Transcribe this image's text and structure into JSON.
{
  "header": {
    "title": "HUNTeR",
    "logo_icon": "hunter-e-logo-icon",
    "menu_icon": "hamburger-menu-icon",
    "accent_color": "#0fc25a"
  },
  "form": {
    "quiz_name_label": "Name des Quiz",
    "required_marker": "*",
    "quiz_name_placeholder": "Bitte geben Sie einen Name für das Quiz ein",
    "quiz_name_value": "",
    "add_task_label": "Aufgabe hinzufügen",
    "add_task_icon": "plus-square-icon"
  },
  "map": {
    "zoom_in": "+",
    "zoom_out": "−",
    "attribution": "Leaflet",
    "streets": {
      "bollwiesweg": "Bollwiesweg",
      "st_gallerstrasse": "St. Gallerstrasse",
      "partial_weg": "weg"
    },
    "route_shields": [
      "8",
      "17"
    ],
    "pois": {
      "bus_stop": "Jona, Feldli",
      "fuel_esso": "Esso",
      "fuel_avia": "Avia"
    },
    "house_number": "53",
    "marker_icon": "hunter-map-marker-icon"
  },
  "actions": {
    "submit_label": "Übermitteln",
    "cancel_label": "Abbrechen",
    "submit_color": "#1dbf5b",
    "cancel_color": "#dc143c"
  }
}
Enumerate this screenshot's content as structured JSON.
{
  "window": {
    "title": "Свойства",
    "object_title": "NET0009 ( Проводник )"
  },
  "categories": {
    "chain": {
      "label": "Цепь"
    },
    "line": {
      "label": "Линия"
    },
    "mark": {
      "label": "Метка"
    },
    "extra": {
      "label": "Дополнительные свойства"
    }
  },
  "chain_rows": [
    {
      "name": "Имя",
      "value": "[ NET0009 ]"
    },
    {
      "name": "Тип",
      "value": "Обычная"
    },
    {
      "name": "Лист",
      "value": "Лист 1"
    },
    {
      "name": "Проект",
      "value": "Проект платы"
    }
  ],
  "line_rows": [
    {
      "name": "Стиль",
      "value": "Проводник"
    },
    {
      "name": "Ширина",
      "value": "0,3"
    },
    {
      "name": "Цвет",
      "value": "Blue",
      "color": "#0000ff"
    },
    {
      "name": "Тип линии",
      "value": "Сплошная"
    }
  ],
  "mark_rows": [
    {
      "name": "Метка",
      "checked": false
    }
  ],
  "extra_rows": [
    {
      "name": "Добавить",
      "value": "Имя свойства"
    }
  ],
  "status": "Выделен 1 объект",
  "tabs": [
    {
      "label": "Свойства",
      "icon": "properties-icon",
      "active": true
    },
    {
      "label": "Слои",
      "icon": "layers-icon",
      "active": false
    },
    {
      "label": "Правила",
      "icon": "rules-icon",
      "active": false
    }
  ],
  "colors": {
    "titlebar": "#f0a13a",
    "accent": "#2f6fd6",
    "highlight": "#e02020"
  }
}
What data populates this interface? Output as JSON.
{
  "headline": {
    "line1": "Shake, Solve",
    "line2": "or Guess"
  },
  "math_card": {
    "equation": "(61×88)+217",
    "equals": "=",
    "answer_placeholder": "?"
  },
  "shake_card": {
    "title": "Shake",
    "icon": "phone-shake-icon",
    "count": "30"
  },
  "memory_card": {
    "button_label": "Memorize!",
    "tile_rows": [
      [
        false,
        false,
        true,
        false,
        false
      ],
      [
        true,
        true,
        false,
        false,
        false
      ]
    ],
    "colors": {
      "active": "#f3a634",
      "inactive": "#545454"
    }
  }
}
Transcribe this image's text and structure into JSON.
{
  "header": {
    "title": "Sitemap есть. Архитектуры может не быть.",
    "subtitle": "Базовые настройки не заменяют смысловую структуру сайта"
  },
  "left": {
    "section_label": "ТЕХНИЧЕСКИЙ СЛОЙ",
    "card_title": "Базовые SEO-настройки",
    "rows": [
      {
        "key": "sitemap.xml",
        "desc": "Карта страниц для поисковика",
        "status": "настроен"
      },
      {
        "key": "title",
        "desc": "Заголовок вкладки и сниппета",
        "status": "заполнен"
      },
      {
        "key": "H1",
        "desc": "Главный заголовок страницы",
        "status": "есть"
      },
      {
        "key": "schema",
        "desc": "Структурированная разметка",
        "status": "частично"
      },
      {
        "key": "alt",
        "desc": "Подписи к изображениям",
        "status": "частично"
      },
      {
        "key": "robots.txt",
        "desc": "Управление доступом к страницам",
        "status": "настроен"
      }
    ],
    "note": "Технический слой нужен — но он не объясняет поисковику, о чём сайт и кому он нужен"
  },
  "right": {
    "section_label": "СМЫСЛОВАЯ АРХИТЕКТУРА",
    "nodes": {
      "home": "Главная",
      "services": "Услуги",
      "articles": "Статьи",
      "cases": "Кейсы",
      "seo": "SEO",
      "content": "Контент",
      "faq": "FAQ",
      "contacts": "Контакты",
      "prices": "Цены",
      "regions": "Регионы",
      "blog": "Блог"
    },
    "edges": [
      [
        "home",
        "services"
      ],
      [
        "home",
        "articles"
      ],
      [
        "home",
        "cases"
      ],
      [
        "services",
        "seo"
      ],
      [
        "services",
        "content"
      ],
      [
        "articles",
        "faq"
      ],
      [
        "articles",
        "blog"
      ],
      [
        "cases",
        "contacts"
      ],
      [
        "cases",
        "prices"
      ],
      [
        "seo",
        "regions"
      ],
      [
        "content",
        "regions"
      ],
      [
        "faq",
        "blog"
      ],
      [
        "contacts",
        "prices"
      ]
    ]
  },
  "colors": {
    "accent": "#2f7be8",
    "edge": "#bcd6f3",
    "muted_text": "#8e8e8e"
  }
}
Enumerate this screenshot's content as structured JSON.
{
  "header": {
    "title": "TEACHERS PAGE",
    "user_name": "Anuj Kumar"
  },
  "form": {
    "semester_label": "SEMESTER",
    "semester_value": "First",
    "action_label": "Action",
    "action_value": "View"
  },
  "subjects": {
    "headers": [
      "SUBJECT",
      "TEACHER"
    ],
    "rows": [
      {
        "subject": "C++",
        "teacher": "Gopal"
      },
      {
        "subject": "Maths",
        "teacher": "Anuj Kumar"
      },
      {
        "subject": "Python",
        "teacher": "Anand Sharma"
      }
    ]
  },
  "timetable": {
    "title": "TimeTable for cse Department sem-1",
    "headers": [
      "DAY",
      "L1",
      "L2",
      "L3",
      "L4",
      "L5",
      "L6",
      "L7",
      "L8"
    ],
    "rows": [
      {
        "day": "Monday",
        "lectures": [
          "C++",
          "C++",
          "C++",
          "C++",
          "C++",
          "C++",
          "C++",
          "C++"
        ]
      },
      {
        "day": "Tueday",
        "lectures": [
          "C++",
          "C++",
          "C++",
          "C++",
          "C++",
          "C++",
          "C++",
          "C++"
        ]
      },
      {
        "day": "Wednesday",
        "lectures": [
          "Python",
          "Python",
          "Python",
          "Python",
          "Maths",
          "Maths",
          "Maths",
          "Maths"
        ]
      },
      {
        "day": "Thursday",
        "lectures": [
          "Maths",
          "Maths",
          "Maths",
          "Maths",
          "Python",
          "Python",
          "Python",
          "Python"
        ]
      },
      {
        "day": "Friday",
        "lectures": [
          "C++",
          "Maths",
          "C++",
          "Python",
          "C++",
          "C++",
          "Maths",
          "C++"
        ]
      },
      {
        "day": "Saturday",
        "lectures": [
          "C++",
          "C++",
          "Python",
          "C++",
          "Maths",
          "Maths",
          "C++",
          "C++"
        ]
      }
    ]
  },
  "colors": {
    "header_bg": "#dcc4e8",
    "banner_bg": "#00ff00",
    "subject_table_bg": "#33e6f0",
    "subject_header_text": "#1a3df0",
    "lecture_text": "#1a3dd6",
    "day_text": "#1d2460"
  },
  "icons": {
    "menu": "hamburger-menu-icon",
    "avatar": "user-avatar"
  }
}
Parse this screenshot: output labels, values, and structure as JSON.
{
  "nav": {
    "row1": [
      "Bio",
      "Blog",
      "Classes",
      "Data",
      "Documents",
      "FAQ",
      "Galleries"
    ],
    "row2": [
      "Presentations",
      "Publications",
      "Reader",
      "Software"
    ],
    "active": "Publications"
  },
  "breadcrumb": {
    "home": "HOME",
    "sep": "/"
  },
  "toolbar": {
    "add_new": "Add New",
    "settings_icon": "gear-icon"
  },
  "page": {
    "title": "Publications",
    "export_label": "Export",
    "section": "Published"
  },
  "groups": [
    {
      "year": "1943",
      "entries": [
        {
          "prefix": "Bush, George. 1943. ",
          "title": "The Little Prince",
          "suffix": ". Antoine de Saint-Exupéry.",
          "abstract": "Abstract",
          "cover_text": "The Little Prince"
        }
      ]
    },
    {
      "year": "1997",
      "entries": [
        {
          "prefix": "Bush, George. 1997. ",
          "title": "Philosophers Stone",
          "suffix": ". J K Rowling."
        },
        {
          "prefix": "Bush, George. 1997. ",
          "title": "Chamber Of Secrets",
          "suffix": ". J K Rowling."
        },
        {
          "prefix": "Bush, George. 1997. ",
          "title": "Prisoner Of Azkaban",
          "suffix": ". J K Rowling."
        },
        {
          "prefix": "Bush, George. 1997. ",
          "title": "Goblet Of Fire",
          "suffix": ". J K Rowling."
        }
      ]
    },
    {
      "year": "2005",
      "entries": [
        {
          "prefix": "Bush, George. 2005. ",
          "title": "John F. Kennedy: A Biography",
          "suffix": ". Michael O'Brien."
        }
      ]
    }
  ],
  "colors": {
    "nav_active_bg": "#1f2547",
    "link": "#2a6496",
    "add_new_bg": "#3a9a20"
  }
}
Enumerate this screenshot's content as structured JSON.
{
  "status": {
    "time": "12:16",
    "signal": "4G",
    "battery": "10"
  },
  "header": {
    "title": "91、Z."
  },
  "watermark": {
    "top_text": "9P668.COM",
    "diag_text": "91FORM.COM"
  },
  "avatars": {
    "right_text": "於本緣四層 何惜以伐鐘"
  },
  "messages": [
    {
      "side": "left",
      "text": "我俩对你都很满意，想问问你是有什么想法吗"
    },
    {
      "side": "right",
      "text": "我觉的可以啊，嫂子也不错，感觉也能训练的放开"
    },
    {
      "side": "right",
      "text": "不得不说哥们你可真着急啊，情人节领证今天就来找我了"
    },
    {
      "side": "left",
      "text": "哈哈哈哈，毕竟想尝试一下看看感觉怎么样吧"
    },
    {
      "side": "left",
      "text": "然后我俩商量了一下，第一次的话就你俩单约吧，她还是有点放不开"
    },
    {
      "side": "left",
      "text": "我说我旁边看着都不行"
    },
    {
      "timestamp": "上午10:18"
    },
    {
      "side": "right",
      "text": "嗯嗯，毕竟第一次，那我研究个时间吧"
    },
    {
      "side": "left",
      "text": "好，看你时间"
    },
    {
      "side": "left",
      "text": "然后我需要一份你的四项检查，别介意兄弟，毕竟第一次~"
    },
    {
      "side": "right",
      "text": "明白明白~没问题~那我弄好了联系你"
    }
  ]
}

- - - - - - -

Prompt: Go through the records above and copy every line with the word "Проводник".

The result:
    "object_title": "NET0009 ( Проводник )"
      "value": "Проводник"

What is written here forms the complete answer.